→ Problem statement: The required result is each line of the entries below containing the string "spore".

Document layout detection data

* * * * * * * * *

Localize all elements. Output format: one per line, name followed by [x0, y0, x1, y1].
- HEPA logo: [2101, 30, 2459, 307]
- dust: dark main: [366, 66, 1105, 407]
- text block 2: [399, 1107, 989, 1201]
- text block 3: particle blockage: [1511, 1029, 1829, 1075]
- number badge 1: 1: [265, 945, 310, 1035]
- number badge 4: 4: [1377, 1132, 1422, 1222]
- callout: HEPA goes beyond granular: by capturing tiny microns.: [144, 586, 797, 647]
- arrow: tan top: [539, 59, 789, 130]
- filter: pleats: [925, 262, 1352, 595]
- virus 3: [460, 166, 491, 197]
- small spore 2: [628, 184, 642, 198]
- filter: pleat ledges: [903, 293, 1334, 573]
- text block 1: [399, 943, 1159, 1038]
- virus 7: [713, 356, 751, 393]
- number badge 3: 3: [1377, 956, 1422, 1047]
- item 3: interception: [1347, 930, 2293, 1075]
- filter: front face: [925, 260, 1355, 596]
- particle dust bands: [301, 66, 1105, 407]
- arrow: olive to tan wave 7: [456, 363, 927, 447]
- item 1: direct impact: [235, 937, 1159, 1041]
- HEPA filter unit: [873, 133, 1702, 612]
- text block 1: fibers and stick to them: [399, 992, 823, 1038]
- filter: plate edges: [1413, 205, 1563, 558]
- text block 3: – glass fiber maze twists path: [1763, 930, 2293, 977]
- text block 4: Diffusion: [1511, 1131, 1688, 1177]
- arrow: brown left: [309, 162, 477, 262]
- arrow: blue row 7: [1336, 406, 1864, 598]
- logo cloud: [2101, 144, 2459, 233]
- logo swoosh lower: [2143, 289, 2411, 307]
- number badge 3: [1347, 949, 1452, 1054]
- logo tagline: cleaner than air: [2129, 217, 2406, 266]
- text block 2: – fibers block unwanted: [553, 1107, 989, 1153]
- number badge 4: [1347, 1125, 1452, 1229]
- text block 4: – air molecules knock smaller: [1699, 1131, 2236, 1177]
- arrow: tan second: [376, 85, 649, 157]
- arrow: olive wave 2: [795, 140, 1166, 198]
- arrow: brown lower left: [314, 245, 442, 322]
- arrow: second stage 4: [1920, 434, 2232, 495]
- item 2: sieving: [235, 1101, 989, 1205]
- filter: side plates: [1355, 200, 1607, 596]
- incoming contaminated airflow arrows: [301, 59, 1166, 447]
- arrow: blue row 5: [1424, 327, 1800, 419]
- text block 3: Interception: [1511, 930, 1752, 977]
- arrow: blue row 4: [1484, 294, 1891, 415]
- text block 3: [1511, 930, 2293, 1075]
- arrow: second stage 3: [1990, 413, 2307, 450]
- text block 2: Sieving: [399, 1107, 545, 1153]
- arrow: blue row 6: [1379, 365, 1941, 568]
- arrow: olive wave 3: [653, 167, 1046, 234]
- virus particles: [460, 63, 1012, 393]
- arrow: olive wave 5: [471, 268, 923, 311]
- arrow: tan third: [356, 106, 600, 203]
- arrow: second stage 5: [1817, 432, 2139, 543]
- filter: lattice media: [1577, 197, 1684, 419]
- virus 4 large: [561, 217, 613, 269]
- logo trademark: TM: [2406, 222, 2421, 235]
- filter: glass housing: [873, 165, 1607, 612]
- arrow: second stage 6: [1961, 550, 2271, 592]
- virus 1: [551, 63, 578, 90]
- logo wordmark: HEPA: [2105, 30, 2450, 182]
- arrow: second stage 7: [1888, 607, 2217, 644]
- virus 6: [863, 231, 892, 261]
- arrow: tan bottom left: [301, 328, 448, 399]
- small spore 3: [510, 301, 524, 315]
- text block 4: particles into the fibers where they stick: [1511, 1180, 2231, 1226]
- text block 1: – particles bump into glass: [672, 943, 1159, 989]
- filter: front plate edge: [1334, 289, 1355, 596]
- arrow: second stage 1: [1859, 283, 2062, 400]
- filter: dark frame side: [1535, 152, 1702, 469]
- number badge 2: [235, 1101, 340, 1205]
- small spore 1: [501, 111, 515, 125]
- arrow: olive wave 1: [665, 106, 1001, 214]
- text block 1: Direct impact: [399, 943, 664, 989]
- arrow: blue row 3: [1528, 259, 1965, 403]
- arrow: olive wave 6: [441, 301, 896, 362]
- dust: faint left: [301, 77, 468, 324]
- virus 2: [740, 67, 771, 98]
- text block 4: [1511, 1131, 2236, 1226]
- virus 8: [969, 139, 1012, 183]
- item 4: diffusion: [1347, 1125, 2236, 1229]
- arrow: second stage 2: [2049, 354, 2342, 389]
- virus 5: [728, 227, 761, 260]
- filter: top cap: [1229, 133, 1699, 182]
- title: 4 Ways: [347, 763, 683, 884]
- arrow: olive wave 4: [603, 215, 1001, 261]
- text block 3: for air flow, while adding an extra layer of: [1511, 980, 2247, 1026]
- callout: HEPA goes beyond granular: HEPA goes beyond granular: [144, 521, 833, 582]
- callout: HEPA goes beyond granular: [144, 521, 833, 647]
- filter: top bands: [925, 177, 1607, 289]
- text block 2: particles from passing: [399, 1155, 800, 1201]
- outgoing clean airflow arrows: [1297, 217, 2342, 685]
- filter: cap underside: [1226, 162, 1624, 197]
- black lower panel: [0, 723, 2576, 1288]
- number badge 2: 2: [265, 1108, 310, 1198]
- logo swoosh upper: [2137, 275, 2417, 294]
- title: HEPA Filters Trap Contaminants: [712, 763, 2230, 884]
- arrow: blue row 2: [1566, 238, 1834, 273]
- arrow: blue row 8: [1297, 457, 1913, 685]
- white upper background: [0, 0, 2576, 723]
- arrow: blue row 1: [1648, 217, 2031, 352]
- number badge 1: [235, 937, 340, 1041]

* * * * * * * * *

→ Written solution:
- small spore 2: [628, 184, 642, 198]
- small spore 3: [510, 301, 524, 315]
- small spore 1: [501, 111, 515, 125]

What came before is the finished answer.